● What to work on:
Determine the number of lines in the listing below where the string "release" occurs; answer with the number alone.
═══ Given records ═══
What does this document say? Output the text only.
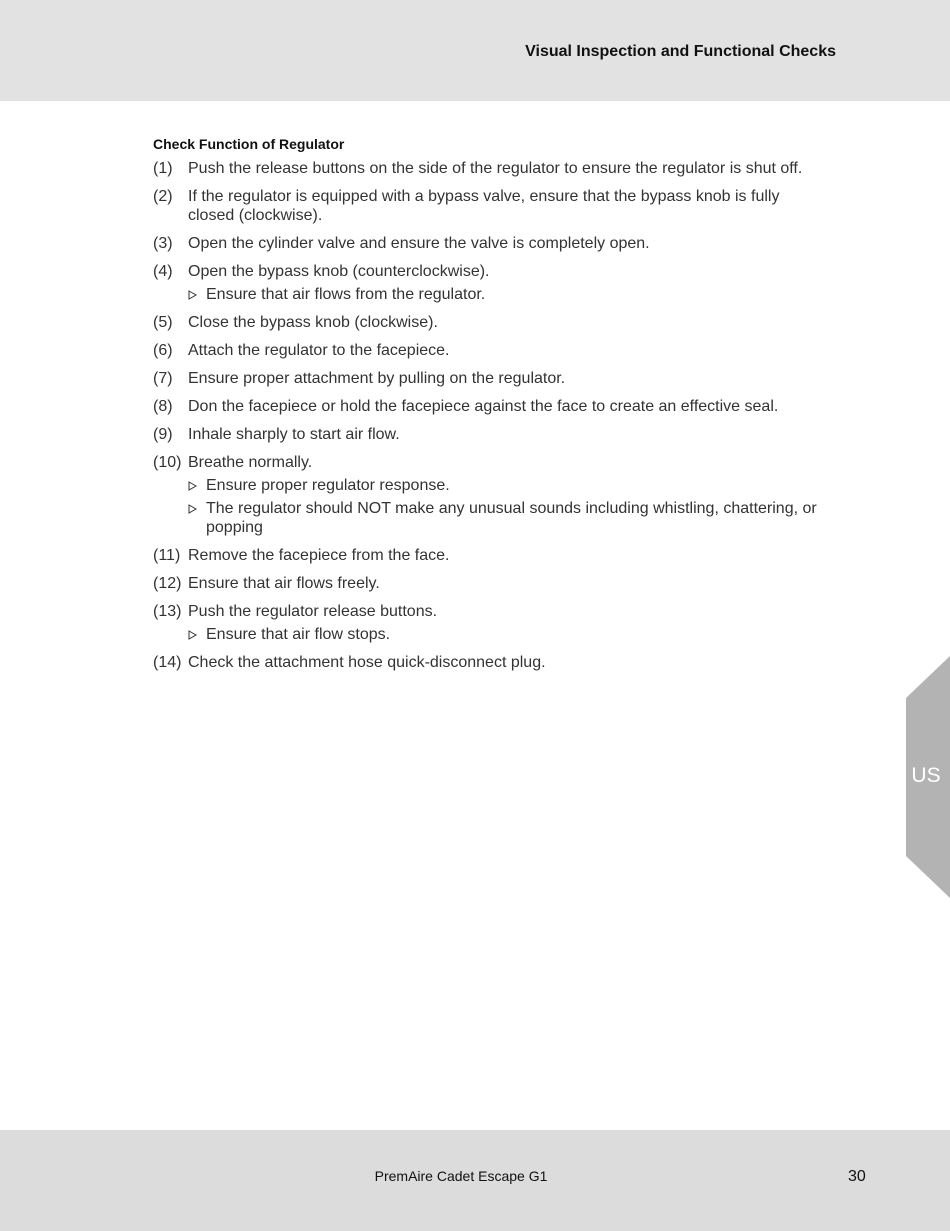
Visual Inspection and Functional Checks
Check Function of Regulator
(1) Push the release buttons on the side of the regulator to ensure the regulator is shut off.
(2) If the regulator is equipped with a bypass valve, ensure that the bypass knob is fully closed (clockwise).
(3) Open the cylinder valve and ensure the valve is completely open.
(4) Open the bypass knob (counterclockwise).
Ensure that air flows from the regulator.
(5) Close the bypass knob (clockwise).
(6) Attach the regulator to the facepiece.
(7) Ensure proper attachment by pulling on the regulator.
(8) Don the facepiece or hold the facepiece against the face to create an effective seal.
(9) Inhale sharply to start air flow.
(10) Breathe normally.
Ensure proper regulator response.
The regulator should NOT make any unusual sounds including whistling, chattering, or popping
(11) Remove the facepiece from the face.
(12) Ensure that air flows freely.
(13) Push the regulator release buttons.
Ensure that air flow stops.
(14) Check the attachment hose quick-disconnect plug.
US
PremAire Cadet Escape G1	30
═══
● Worked solution:
2